--- start ---

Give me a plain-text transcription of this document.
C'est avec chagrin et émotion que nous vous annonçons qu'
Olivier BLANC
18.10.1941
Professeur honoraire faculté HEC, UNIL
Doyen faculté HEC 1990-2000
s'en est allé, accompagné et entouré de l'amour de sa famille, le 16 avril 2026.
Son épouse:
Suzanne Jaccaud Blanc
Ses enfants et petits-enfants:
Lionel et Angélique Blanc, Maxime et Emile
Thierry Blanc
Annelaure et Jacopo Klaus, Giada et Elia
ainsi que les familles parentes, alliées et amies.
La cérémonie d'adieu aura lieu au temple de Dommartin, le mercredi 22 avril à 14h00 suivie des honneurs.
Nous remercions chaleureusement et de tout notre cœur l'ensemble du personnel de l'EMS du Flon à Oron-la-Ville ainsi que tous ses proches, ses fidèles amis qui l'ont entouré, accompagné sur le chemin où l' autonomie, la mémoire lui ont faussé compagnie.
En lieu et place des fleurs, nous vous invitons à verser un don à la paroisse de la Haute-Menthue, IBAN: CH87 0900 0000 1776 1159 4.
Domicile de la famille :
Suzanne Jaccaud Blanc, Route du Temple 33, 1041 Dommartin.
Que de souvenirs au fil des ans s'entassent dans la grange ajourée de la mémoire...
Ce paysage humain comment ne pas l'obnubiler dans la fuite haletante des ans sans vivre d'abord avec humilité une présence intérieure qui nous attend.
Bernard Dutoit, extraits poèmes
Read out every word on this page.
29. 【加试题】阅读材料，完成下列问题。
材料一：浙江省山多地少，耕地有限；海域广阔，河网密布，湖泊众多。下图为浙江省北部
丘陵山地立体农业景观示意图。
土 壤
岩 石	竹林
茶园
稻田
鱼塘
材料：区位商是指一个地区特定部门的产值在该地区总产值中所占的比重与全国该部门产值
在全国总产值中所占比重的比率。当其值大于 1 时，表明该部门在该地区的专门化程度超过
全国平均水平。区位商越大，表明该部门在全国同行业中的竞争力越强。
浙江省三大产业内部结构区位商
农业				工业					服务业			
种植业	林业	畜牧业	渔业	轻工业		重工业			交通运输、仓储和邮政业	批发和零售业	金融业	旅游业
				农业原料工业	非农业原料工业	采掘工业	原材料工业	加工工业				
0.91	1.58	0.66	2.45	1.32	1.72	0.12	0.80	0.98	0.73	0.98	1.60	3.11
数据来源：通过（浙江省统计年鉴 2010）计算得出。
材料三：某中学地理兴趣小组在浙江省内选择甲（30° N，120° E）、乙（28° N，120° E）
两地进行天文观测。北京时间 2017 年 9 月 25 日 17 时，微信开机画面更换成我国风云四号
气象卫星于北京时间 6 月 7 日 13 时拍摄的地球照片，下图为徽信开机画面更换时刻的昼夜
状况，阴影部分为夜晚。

--- end ---

### Task prompt:
Gather all the lines that include the word "Jaccaud" and copy them out.

### Exercise solution:
Suzanne Jaccaud Blanc
Suzanne Jaccaud Blanc, Route du Temple 33, 1041 Dommartin.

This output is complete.